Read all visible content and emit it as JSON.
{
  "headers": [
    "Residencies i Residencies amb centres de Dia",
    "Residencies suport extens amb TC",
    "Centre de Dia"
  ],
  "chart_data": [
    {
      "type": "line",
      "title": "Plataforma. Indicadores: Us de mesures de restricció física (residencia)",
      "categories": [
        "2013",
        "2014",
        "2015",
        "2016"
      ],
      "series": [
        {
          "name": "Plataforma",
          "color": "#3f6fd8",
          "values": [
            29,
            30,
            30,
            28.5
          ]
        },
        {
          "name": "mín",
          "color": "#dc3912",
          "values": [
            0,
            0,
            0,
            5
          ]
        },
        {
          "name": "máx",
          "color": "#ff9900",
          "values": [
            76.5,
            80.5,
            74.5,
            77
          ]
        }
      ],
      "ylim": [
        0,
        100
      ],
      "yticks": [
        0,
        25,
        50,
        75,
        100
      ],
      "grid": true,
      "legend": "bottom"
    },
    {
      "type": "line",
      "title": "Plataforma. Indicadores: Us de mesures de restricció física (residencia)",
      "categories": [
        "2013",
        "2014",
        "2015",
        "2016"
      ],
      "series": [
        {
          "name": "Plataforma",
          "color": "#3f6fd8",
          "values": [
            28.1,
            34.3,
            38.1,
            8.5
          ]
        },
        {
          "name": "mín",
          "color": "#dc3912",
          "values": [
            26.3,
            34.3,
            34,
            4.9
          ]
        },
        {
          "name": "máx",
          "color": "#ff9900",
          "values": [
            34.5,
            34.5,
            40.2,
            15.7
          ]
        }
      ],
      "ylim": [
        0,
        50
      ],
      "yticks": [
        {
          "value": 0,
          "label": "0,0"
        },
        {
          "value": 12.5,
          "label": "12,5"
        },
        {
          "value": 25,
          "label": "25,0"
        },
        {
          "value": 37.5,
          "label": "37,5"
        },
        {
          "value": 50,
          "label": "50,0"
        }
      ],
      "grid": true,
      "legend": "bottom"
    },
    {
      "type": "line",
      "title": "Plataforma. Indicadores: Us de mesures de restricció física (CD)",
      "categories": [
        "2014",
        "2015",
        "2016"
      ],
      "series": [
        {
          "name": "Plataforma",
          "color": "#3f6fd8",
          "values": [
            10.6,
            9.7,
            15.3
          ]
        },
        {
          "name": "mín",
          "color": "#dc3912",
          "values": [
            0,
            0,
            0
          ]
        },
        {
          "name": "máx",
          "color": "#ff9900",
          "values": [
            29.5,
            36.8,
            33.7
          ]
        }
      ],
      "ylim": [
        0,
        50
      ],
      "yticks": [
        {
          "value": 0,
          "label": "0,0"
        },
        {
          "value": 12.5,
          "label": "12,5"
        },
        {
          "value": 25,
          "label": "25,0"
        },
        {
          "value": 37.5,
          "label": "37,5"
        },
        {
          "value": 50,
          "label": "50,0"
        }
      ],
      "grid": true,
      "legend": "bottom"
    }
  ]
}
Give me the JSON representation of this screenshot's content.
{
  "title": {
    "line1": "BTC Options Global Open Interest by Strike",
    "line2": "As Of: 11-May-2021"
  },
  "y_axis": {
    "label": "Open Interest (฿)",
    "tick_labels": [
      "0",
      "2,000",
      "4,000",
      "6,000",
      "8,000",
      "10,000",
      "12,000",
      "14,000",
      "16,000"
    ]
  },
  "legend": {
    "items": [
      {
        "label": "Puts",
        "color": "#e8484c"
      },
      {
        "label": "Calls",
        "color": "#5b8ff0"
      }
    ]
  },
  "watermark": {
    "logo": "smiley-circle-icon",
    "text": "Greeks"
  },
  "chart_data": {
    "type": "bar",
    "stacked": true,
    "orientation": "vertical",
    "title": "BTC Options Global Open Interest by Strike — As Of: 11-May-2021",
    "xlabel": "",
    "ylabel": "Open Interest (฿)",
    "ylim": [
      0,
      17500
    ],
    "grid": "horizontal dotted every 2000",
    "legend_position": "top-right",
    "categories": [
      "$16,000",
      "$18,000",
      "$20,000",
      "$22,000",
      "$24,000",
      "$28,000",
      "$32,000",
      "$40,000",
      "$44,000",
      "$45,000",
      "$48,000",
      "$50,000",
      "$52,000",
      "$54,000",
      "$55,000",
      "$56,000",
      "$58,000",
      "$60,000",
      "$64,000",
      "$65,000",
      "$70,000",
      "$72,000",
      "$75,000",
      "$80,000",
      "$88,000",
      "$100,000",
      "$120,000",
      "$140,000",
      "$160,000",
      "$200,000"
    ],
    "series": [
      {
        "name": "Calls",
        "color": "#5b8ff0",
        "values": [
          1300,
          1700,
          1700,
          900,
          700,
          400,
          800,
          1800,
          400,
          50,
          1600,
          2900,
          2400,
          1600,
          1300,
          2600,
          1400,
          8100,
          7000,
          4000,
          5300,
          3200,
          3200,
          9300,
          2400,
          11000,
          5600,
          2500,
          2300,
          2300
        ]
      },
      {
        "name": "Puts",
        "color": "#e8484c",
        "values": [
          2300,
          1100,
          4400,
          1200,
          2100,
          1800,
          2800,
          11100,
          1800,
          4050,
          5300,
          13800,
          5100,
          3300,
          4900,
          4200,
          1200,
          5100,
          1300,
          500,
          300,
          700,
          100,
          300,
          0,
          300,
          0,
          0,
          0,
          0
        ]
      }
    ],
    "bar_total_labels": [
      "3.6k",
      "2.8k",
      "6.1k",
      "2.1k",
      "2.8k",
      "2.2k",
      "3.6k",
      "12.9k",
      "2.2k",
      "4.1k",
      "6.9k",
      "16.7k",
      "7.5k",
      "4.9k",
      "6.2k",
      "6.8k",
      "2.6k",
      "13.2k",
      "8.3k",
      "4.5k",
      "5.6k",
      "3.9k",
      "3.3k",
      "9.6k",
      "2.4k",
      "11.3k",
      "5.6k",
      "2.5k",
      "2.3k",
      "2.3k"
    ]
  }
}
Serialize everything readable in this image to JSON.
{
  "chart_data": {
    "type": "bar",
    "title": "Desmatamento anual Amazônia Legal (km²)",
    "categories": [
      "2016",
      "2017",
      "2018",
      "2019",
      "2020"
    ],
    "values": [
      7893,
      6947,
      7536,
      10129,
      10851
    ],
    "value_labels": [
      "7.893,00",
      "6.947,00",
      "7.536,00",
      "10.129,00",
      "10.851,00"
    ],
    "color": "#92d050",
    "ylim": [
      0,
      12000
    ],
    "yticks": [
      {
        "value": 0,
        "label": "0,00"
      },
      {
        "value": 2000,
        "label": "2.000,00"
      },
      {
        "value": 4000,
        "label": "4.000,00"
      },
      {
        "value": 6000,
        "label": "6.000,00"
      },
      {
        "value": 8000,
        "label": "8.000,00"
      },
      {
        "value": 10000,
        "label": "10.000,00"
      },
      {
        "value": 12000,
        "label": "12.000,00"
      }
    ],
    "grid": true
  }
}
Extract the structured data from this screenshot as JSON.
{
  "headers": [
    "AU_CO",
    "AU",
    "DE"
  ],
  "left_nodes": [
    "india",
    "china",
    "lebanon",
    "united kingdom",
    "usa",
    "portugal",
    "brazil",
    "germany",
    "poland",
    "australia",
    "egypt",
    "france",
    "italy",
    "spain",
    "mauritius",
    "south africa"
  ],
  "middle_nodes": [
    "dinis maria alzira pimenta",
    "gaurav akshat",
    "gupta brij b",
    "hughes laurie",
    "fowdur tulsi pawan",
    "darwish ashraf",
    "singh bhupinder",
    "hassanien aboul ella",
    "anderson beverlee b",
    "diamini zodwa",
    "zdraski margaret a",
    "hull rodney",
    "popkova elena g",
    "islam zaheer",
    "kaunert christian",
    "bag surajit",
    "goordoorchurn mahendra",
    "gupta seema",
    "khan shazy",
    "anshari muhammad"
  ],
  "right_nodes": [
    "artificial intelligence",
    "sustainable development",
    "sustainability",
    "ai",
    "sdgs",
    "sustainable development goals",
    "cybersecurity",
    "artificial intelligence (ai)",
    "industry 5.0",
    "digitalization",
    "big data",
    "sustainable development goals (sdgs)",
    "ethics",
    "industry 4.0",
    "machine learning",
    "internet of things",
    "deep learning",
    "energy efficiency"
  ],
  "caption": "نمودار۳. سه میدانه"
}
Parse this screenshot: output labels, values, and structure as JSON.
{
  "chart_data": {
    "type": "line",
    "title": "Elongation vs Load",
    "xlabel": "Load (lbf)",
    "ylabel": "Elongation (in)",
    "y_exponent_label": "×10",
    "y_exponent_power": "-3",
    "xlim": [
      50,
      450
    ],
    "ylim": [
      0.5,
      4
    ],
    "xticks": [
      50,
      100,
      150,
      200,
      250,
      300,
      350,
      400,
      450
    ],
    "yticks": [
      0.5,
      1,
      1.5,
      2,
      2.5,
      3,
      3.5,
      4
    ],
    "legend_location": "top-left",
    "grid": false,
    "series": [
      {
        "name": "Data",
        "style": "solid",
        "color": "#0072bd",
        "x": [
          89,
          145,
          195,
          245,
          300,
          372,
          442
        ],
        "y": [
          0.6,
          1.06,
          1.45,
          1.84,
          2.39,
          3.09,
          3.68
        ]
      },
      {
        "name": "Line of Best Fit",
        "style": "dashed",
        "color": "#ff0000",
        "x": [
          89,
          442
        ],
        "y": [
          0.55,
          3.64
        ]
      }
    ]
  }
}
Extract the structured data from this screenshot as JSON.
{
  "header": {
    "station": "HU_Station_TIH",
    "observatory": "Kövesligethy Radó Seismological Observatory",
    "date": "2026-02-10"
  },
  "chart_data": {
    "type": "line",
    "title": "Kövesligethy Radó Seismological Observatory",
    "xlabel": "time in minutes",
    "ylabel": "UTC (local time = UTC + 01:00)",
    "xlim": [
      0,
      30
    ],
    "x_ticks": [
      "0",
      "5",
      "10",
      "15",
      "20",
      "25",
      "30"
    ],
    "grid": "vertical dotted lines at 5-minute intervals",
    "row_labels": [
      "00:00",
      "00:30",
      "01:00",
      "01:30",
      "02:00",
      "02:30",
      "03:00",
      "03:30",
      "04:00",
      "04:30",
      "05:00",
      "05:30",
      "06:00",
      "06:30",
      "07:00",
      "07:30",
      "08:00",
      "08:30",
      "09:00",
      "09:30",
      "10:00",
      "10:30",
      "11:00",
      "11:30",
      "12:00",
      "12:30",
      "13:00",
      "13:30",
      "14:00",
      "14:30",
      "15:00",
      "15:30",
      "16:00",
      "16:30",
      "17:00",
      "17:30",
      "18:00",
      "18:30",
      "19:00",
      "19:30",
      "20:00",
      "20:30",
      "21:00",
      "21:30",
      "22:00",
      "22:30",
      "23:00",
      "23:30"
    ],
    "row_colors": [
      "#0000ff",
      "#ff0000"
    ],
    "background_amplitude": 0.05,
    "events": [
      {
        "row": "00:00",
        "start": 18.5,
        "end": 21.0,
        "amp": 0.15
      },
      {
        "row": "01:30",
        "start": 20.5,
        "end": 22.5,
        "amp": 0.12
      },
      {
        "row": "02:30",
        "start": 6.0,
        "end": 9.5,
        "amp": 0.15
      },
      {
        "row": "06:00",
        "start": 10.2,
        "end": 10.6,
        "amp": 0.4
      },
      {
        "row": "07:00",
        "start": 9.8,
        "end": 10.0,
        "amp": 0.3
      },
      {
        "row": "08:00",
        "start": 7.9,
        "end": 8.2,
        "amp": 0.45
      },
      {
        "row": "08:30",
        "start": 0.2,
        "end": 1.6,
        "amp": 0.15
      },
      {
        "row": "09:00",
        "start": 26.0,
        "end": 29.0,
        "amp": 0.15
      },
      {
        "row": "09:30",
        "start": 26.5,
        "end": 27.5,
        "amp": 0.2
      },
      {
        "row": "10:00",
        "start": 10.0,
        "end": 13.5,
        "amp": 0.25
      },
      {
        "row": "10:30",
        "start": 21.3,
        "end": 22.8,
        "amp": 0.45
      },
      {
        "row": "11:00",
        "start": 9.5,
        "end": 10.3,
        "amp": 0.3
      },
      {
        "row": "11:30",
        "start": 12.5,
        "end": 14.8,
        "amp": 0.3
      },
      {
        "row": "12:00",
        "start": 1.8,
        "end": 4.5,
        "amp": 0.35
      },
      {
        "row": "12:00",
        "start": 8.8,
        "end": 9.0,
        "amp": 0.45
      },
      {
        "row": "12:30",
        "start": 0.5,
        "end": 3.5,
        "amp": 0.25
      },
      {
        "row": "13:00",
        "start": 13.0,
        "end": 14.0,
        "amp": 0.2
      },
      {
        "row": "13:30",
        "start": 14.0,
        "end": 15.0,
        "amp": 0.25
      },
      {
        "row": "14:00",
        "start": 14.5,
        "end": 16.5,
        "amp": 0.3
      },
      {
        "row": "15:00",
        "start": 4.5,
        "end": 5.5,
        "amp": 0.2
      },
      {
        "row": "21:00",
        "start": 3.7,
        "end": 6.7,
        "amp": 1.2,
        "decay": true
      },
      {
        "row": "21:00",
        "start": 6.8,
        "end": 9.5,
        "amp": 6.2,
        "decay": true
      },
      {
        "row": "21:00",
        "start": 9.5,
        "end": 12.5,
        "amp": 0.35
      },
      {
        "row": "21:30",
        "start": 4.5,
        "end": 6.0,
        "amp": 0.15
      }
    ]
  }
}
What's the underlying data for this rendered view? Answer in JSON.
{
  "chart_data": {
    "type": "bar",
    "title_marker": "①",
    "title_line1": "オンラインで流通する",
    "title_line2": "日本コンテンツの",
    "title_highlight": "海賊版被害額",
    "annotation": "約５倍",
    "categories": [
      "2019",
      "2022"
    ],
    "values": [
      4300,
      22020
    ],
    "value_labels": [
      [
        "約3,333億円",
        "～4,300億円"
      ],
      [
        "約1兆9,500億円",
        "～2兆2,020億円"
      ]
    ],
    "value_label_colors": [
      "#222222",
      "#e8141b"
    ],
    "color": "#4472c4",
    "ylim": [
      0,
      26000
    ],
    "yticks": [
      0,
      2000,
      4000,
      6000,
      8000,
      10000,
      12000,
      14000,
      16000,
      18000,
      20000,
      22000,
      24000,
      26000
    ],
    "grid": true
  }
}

- **WRITTEN INSTRUCTION**:
Search the preceding listing for the word "Observatory" and pull out every line that holds it.

- **ANSWER TO THIS PROBLEM**:
    "observatory": "Kövesligethy Radó Seismological Observatory",
    "title": "Kövesligethy Radó Seismological Observatory",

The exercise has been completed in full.